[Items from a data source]
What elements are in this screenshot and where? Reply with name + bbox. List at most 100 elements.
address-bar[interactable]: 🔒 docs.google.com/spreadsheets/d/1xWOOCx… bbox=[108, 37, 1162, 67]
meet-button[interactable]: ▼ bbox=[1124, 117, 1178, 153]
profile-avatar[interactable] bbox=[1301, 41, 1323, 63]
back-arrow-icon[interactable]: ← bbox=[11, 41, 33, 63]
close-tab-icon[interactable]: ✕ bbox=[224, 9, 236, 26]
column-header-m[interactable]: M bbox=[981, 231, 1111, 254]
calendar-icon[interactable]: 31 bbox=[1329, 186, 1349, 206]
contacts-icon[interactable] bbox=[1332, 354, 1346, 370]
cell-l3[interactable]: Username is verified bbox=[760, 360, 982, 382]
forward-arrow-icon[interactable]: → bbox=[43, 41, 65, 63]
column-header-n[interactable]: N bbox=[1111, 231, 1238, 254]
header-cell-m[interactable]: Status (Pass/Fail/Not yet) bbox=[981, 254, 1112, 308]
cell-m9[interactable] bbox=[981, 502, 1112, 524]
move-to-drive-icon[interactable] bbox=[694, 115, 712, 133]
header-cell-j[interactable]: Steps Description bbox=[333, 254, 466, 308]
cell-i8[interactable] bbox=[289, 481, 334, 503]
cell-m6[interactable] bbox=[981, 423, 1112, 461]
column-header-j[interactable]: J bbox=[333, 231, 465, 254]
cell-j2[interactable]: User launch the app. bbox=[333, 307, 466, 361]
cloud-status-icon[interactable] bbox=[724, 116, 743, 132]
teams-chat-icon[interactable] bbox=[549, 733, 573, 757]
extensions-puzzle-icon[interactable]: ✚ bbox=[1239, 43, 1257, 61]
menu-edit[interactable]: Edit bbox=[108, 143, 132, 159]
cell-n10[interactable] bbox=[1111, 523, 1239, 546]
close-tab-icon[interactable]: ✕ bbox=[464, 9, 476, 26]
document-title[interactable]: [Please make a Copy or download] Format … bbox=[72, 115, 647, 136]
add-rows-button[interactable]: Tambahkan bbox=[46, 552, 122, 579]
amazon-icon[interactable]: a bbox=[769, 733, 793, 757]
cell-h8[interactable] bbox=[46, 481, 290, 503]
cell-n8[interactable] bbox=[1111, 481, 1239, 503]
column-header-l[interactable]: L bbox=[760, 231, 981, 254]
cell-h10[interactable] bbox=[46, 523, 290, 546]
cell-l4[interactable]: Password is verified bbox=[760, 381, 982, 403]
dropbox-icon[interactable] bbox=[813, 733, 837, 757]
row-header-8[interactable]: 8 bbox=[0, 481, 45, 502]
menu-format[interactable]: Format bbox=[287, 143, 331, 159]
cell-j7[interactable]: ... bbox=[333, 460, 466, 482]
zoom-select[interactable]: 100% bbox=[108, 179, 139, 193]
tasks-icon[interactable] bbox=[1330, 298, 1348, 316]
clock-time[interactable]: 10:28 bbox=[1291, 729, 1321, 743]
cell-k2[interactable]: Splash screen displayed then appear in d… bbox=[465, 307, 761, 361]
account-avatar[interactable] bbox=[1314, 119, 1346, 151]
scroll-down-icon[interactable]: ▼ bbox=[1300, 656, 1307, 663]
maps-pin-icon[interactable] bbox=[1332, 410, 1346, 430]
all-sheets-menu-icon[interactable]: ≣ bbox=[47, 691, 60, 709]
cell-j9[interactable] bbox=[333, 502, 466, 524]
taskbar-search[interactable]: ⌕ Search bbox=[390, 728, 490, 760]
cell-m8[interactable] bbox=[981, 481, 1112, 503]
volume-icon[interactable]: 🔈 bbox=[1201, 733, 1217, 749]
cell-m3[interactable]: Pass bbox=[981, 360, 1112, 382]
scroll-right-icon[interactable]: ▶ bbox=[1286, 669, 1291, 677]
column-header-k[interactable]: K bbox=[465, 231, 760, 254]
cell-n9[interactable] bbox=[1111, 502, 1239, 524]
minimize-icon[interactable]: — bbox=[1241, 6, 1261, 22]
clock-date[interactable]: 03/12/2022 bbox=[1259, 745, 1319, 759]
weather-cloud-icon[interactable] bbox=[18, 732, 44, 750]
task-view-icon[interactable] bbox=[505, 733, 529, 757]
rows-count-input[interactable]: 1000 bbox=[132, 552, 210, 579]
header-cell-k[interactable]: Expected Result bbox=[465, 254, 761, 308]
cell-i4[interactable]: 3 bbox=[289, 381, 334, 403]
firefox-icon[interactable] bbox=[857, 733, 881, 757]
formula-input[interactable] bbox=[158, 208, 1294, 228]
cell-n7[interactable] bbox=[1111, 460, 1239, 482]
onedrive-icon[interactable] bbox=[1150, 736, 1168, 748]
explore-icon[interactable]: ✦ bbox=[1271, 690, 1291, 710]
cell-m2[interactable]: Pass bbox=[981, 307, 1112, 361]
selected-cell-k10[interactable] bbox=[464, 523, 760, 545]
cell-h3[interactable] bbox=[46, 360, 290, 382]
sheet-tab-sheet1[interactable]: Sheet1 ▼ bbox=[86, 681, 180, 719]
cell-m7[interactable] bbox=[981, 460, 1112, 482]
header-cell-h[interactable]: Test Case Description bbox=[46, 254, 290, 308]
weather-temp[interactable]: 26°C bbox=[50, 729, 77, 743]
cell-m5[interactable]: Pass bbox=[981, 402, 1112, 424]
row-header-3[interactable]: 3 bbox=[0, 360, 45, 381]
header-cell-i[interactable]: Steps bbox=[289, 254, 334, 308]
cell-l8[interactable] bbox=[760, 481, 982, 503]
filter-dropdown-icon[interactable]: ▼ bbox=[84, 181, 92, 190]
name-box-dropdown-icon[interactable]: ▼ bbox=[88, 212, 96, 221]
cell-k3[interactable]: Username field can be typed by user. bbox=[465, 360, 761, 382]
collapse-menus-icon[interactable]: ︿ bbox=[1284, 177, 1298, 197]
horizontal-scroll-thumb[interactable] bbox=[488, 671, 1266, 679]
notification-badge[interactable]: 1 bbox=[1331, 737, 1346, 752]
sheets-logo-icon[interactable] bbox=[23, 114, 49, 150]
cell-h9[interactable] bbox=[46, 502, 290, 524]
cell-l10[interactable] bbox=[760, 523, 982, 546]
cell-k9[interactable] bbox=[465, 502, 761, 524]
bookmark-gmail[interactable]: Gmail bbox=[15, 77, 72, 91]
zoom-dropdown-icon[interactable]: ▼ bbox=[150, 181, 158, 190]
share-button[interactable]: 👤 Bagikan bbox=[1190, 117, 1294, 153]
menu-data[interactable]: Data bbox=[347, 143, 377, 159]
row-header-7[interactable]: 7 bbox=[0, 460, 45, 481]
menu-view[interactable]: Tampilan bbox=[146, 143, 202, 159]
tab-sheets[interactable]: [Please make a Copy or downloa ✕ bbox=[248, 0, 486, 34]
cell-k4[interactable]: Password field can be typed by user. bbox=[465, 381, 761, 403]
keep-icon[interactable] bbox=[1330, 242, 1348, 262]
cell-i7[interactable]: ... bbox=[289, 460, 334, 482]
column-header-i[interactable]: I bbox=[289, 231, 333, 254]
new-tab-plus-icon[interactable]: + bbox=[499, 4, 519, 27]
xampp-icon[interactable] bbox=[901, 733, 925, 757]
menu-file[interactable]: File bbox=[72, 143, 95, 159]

§ Task to complete
Write out the rows above again, switching each "verified" to "confirmed" and keeping every other part the same.

§ Exercise result
What elements are in this screenshot and where? Reply with name + bbox. List at most 100 elements.
address-bar[interactable]: 🔒 docs.google.com/spreadsheets/d/1xWOOCx… bbox=[108, 37, 1162, 67]
meet-button[interactable]: ▼ bbox=[1124, 117, 1178, 153]
profile-avatar[interactable] bbox=[1301, 41, 1323, 63]
back-arrow-icon[interactable]: ← bbox=[11, 41, 33, 63]
close-tab-icon[interactable]: ✕ bbox=[224, 9, 236, 26]
column-header-m[interactable]: M bbox=[981, 231, 1111, 254]
calendar-icon[interactable]: 31 bbox=[1329, 186, 1349, 206]
contacts-icon[interactable] bbox=[1332, 354, 1346, 370]
cell-l3[interactable]: Username is confirmed bbox=[760, 360, 982, 382]
forward-arrow-icon[interactable]: → bbox=[43, 41, 65, 63]
column-header-n[interactable]: N bbox=[1111, 231, 1238, 254]
header-cell-m[interactable]: Status (Pass/Fail/Not yet) bbox=[981, 254, 1112, 308]
cell-m9[interactable] bbox=[981, 502, 1112, 524]
move-to-drive-icon[interactable] bbox=[694, 115, 712, 133]
header-cell-j[interactable]: Steps Description bbox=[333, 254, 466, 308]
cell-i8[interactable] bbox=[289, 481, 334, 503]
cell-m6[interactable] bbox=[981, 423, 1112, 461]
column-header-j[interactable]: J bbox=[333, 231, 465, 254]
cell-j2[interactable]: User launch the app. bbox=[333, 307, 466, 361]
cloud-status-icon[interactable] bbox=[724, 116, 743, 132]
teams-chat-icon[interactable] bbox=[549, 733, 573, 757]
extensions-puzzle-icon[interactable]: ✚ bbox=[1239, 43, 1257, 61]
menu-edit[interactable]: Edit bbox=[108, 143, 132, 159]
cell-n10[interactable] bbox=[1111, 523, 1239, 546]
close-tab-icon[interactable]: ✕ bbox=[464, 9, 476, 26]
document-title[interactable]: [Please make a Copy or download] Format … bbox=[72, 115, 647, 136]
add-rows-button[interactable]: Tambahkan bbox=[46, 552, 122, 579]
amazon-icon[interactable]: a bbox=[769, 733, 793, 757]
cell-h8[interactable] bbox=[46, 481, 290, 503]
cell-n8[interactable] bbox=[1111, 481, 1239, 503]
column-header-l[interactable]: L bbox=[760, 231, 981, 254]
cell-h10[interactable] bbox=[46, 523, 290, 546]
cell-l4[interactable]: Password is confirmed bbox=[760, 381, 982, 403]
dropbox-icon[interactable] bbox=[813, 733, 837, 757]
row-header-8[interactable]: 8 bbox=[0, 481, 45, 502]
menu-format[interactable]: Format bbox=[287, 143, 331, 159]
cell-j7[interactable]: ... bbox=[333, 460, 466, 482]
zoom-select[interactable]: 100% bbox=[108, 179, 139, 193]
tasks-icon[interactable] bbox=[1330, 298, 1348, 316]
clock-time[interactable]: 10:28 bbox=[1291, 729, 1321, 743]
cell-k2[interactable]: Splash screen displayed then appear in d… bbox=[465, 307, 761, 361]
account-avatar[interactable] bbox=[1314, 119, 1346, 151]
scroll-down-icon[interactable]: ▼ bbox=[1300, 656, 1307, 663]
maps-pin-icon[interactable] bbox=[1332, 410, 1346, 430]
all-sheets-menu-icon[interactable]: ≣ bbox=[47, 691, 60, 709]
cell-j9[interactable] bbox=[333, 502, 466, 524]
taskbar-search[interactable]: ⌕ Search bbox=[390, 728, 490, 760]
cell-m8[interactable] bbox=[981, 481, 1112, 503]
volume-icon[interactable]: 🔈 bbox=[1201, 733, 1217, 749]
cell-m3[interactable]: Pass bbox=[981, 360, 1112, 382]
scroll-right-icon[interactable]: ▶ bbox=[1286, 669, 1291, 677]
column-header-k[interactable]: K bbox=[465, 231, 760, 254]
cell-n9[interactable] bbox=[1111, 502, 1239, 524]
minimize-icon[interactable]: — bbox=[1241, 6, 1261, 22]
clock-date[interactable]: 03/12/2022 bbox=[1259, 745, 1319, 759]
weather-cloud-icon[interactable] bbox=[18, 732, 44, 750]
task-view-icon[interactable] bbox=[505, 733, 529, 757]
rows-count-input[interactable]: 1000 bbox=[132, 552, 210, 579]
header-cell-k[interactable]: Expected Result bbox=[465, 254, 761, 308]
cell-i4[interactable]: 3 bbox=[289, 381, 334, 403]
firefox-icon[interactable] bbox=[857, 733, 881, 757]
formula-input[interactable] bbox=[158, 208, 1294, 228]
cell-n7[interactable] bbox=[1111, 460, 1239, 482]
onedrive-icon[interactable] bbox=[1150, 736, 1168, 748]
explore-icon[interactable]: ✦ bbox=[1271, 690, 1291, 710]
cell-m2[interactable]: Pass bbox=[981, 307, 1112, 361]
selected-cell-k10[interactable] bbox=[464, 523, 760, 545]
cell-h3[interactable] bbox=[46, 360, 290, 382]
sheet-tab-sheet1[interactable]: Sheet1 ▼ bbox=[86, 681, 180, 719]
cell-m7[interactable] bbox=[981, 460, 1112, 482]
header-cell-h[interactable]: Test Case Description bbox=[46, 254, 290, 308]
weather-temp[interactable]: 26°C bbox=[50, 729, 77, 743]
cell-m5[interactable]: Pass bbox=[981, 402, 1112, 424]
row-header-3[interactable]: 3 bbox=[0, 360, 45, 381]
header-cell-i[interactable]: Steps bbox=[289, 254, 334, 308]
cell-l8[interactable] bbox=[760, 481, 982, 503]
filter-dropdown-icon[interactable]: ▼ bbox=[84, 181, 92, 190]
name-box-dropdown-icon[interactable]: ▼ bbox=[88, 212, 96, 221]
cell-k3[interactable]: Username field can be typed by user. bbox=[465, 360, 761, 382]
collapse-menus-icon[interactable]: ︿ bbox=[1284, 177, 1298, 197]
horizontal-scroll-thumb[interactable] bbox=[488, 671, 1266, 679]
notification-badge[interactable]: 1 bbox=[1331, 737, 1346, 752]
sheets-logo-icon[interactable] bbox=[23, 114, 49, 150]
cell-h9[interactable] bbox=[46, 502, 290, 524]
cell-l10[interactable] bbox=[760, 523, 982, 546]
cell-k9[interactable] bbox=[465, 502, 761, 524]
bookmark-gmail[interactable]: Gmail bbox=[15, 77, 72, 91]
zoom-dropdown-icon[interactable]: ▼ bbox=[150, 181, 158, 190]
share-button[interactable]: 👤 Bagikan bbox=[1190, 117, 1294, 153]
menu-data[interactable]: Data bbox=[347, 143, 377, 159]
row-header-7[interactable]: 7 bbox=[0, 460, 45, 481]
menu-view[interactable]: Tampilan bbox=[146, 143, 202, 159]
tab-sheets[interactable]: [Please make a Copy or downloa ✕ bbox=[248, 0, 486, 34]
cell-k4[interactable]: Password field can be typed by user. bbox=[465, 381, 761, 403]
keep-icon[interactable] bbox=[1330, 242, 1348, 262]
cell-i7[interactable]: ... bbox=[289, 460, 334, 482]
column-header-i[interactable]: I bbox=[289, 231, 333, 254]
new-tab-plus-icon[interactable]: + bbox=[499, 4, 519, 27]
xampp-icon[interactable] bbox=[901, 733, 925, 757]
menu-file[interactable]: File bbox=[72, 143, 95, 159]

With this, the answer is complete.